## Short exercise
Transcribe the records exactly. Pictures do not belong in the transcription.

## Material supplied
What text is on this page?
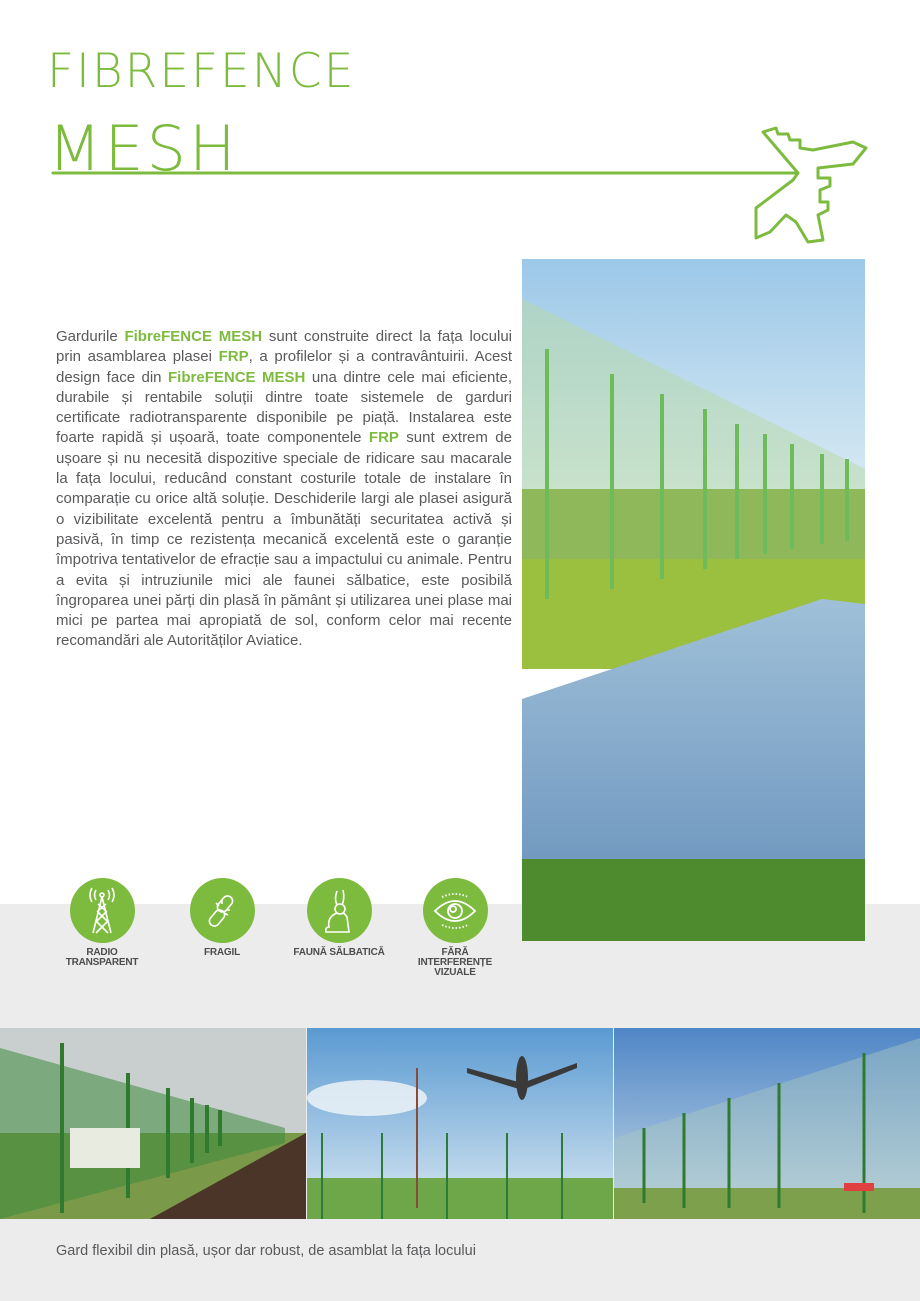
FIBREFENCE
MESH
Gardurile FibreFENCE MESH sunt construite direct la fața locului prin asamblarea plasei FRP, a profilelor și a contravântuirii. Acest design face din FibreFENCE MESH una dintre cele mai eficiente, durabile și rentabile soluții dintre toate sistemele de garduri certificate radiotransparente disponibile pe piață. Instalarea este foarte rapidă și ușoară, toate componentele FRP sunt extrem de ușoare și nu necesită dispozitive speciale de ridicare sau macarale la fața locului, reducând constant costurile totale de instalare în comparație cu orice altă soluție. Deschiderile largi ale plasei asigură o vizibilitate excelentă pentru a îmbunătăți securitatea activă și pasivă, în timp ce rezistența mecanică excelentă este o garanție împotriva tentativelor de efracție sau a impactului cu animale. Pentru a evita și intruziunile mici ale faunei sălbatice, este posibilă îngroparea unei părți din plasă în pământ și utilizarea unei plase mai mici pe partea mai apropiată de sol, conform celor mai recente recomandări ale Autorităților Aviatice.
RADIO
TRANSPARENT
FRAGIL	FAUNĂ SĂLBATICĂ	FĂRĂ
INTERFERENȚE
VIZUALE
Gard flexibil din plasă, ușor dar robust, de asamblat la fața locului
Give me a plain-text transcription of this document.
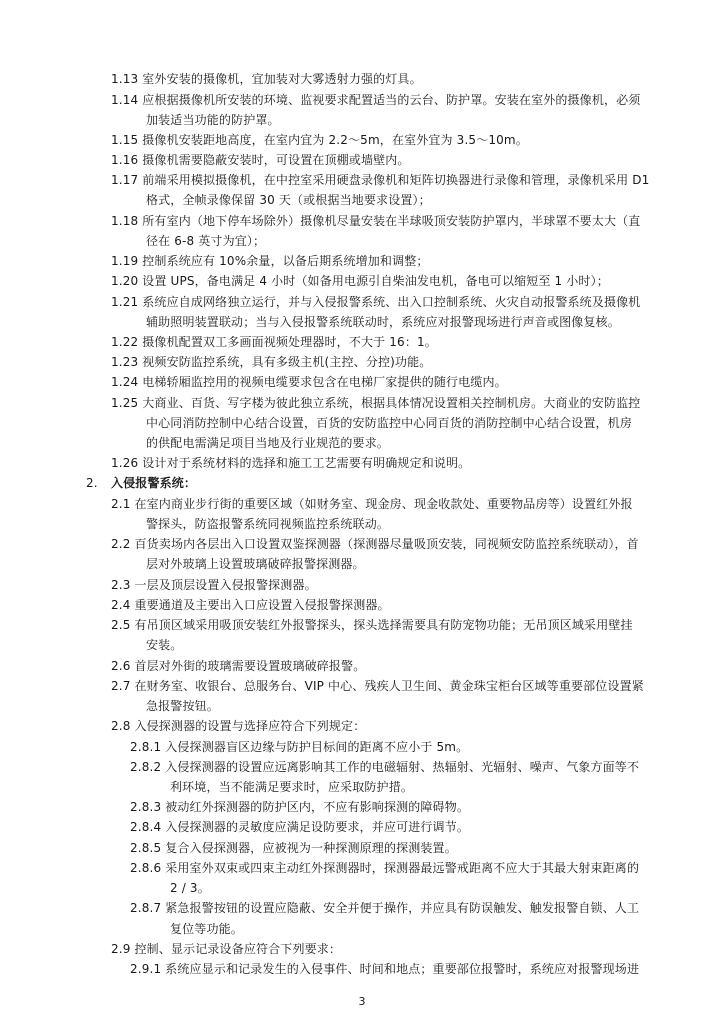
1.13 室外安装的摄像机，宜加装对大雾透射力强的灯具。
1.14 应根据摄像机所安装的环境、监视要求配置适当的云台、防护罩。安装在室外的摄像机，必须
加装适当功能的防护罩。
1.15 摄像机安装距地高度，在室内宜为 2.2～5m，在室外宜为 3.5～10m。
1.16 摄像机需要隐蔽安装时，可设置在顶棚或墙壁内。
1.17 前端采用模拟摄像机，在中控室采用硬盘录像机和矩阵切换器进行录像和管理，录像机采用 D1
格式，全帧录像保留 30 天（或根据当地要求设置）；
1.18 所有室内（地下停车场除外）摄像机尽量安装在半球吸顶安装防护罩内，半球罩不要太大（直
径在 6-8 英寸为宜）；
1.19 控制系统应有 10%余量，以备后期系统增加和调整；
1.20 设置 UPS，备电满足 4 小时（如备用电源引自柴油发电机，备电可以缩短至 1 小时）；
1.21 系统应自成网络独立运行，并与入侵报警系统、出入口控制系统、火灾自动报警系统及摄像机
辅助照明装置联动；当与入侵报警系统联动时，系统应对报警现场进行声音或图像复核。
1.22 摄像机配置双工多画面视频处理器时，不大于 16：1。
1.23 视频安防监控系统，具有多级主机(主控、分控)功能。
1.24 电梯轿厢监控用的视频电缆要求包含在电梯厂家提供的随行电缆内。
1.25 大商业、百货、写字楼为彼此独立系统，根据具体情况设置相关控制机房。大商业的安防监控
中心同消防控制中心结合设置，百货的安防监控中心同百货的消防控制中心结合设置，机房
的供配电需满足项目当地及行业规范的要求。
1.26 设计对于系统材料的选择和施工工艺需要有明确规定和说明。
2. 入侵报警系统：
2.1 在室内商业步行街的重要区域（如财务室、现金房、现金收款处、重要物品房等）设置红外报
警探头，防盗报警系统同视频监控系统联动。
2.2 百货卖场内各层出入口设置双鉴探测器（探测器尽量吸顶安装，同视频安防监控系统联动），首
层对外玻璃上设置玻璃破碎报警探测器。
2.3 一层及顶层设置入侵报警探测器。
2.4 重要通道及主要出入口应设置入侵报警探测器。
2.5 有吊顶区域采用吸顶安装红外报警探头，探头选择需要具有防宠物功能；无吊顶区域采用壁挂
安装。
2.6 首层对外街的玻璃需要设置玻璃破碎报警。
2.7 在财务室、收银台、总服务台、VIP 中心、残疾人卫生间、黄金珠宝柜台区域等重要部位设置紧
急报警按钮。
2.8 入侵探测器的设置与选择应符合下列规定：
2.8.1 入侵探测器盲区边缘与防护目标间的距离不应小于 5m。
2.8.2 入侵探测器的设置应远离影响其工作的电磁辐射、热辐射、光辐射、噪声、气象方面等不
利环境，当不能满足要求时，应采取防护措。
2.8.3 被动红外探测器的防护区内，不应有影响探测的障碍物。
2.8.4 入侵探测器的灵敏度应满足设防要求，并应可进行调节。
2.8.5 复合入侵探测器，应被视为一种探测原理的探测装置。
2.8.6 采用室外双束或四束主动红外探测器时，探测器最远警戒距离不应大于其最大射束距离的
2 / 3。
2.8.7 紧急报警按钮的设置应隐蔽、安全并便于操作，并应具有防误触发、触发报警自锁、人工
复位等功能。
2.9 控制、显示记录设备应符合下列要求：
2.9.1 系统应显示和记录发生的入侵事件、时间和地点；重要部位报警时，系统应对报警现场进
3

## Complete response
What text is on this page?
FIBREFENCE
MESH
Gardurile FibreFENCE MESH sunt construite direct la fața locului prin asamblarea plasei FRP, a profilelor și a contravântuirii. Acest design face din FibreFENCE MESH una dintre cele mai eficiente, durabile și rentabile soluții dintre toate sistemele de garduri certificate radiotransparente disponibile pe piață. Instalarea este foarte rapidă și ușoară, toate componentele FRP sunt extrem de ușoare și nu necesită dispozitive speciale de ridicare sau macarale la fața locului, reducând constant costurile totale de instalare în comparație cu orice altă soluție. Deschiderile largi ale plasei asigură o vizibilitate excelentă pentru a îmbunătăți securitatea activă și pasivă, în timp ce rezistența mecanică excelentă este o garanție împotriva tentativelor de efracție sau a impactului cu animale. Pentru a evita și intruziunile mici ale faunei sălbatice, este posibilă îngroparea unei părți din plasă în pământ și utilizarea unei plase mai mici pe partea mai apropiată de sol, conform celor mai recente recomandări ale Autorităților Aviatice.
RADIO
TRANSPARENT
FRAGIL	FAUNĂ SĂLBATICĂ	FĂRĂ
INTERFERENȚE
VIZUALE
Gard flexibil din plasă, ușor dar robust, de asamblat la fața locului
Give me a plain-text transcription of this document.
1.13 室外安装的摄像机，宜加装对大雾透射力强的灯具。
1.14 应根据摄像机所安装的环境、监视要求配置适当的云台、防护罩。安装在室外的摄像机，必须
加装适当功能的防护罩。
1.15 摄像机安装距地高度，在室内宜为 2.2～5m，在室外宜为 3.5～10m。
1.16 摄像机需要隐蔽安装时，可设置在顶棚或墙壁内。
1.17 前端采用模拟摄像机，在中控室采用硬盘录像机和矩阵切换器进行录像和管理，录像机采用 D1
格式，全帧录像保留 30 天（或根据当地要求设置）；
1.18 所有室内（地下停车场除外）摄像机尽量安装在半球吸顶安装防护罩内，半球罩不要太大（直
径在 6-8 英寸为宜）；
1.19 控制系统应有 10%余量，以备后期系统增加和调整；
1.20 设置 UPS，备电满足 4 小时（如备用电源引自柴油发电机，备电可以缩短至 1 小时）；
1.21 系统应自成网络独立运行，并与入侵报警系统、出入口控制系统、火灾自动报警系统及摄像机
辅助照明装置联动；当与入侵报警系统联动时，系统应对报警现场进行声音或图像复核。
1.22 摄像机配置双工多画面视频处理器时，不大于 16：1。
1.23 视频安防监控系统，具有多级主机(主控、分控)功能。
1.24 电梯轿厢监控用的视频电缆要求包含在电梯厂家提供的随行电缆内。
1.25 大商业、百货、写字楼为彼此独立系统，根据具体情况设置相关控制机房。大商业的安防监控
中心同消防控制中心结合设置，百货的安防监控中心同百货的消防控制中心结合设置，机房
的供配电需满足项目当地及行业规范的要求。
1.26 设计对于系统材料的选择和施工工艺需要有明确规定和说明。
2. 入侵报警系统：
2.1 在室内商业步行街的重要区域（如财务室、现金房、现金收款处、重要物品房等）设置红外报
警探头，防盗报警系统同视频监控系统联动。
2.2 百货卖场内各层出入口设置双鉴探测器（探测器尽量吸顶安装，同视频安防监控系统联动），首
层对外玻璃上设置玻璃破碎报警探测器。
2.3 一层及顶层设置入侵报警探测器。
2.4 重要通道及主要出入口应设置入侵报警探测器。
2.5 有吊顶区域采用吸顶安装红外报警探头，探头选择需要具有防宠物功能；无吊顶区域采用壁挂
安装。
2.6 首层对外街的玻璃需要设置玻璃破碎报警。
2.7 在财务室、收银台、总服务台、VIP 中心、残疾人卫生间、黄金珠宝柜台区域等重要部位设置紧
急报警按钮。
2.8 入侵探测器的设置与选择应符合下列规定：
2.8.1 入侵探测器盲区边缘与防护目标间的距离不应小于 5m。
2.8.2 入侵探测器的设置应远离影响其工作的电磁辐射、热辐射、光辐射、噪声、气象方面等不
利环境，当不能满足要求时，应采取防护措。
2.8.3 被动红外探测器的防护区内，不应有影响探测的障碍物。
2.8.4 入侵探测器的灵敏度应满足设防要求，并应可进行调节。
2.8.5 复合入侵探测器，应被视为一种探测原理的探测装置。
2.8.6 采用室外双束或四束主动红外探测器时，探测器最远警戒距离不应大于其最大射束距离的
2 / 3。
2.8.7 紧急报警按钮的设置应隐蔽、安全并便于操作，并应具有防误触发、触发报警自锁、人工
复位等功能。
2.9 控制、显示记录设备应符合下列要求：
2.9.1 系统应显示和记录发生的入侵事件、时间和地点；重要部位报警时，系统应对报警现场进
3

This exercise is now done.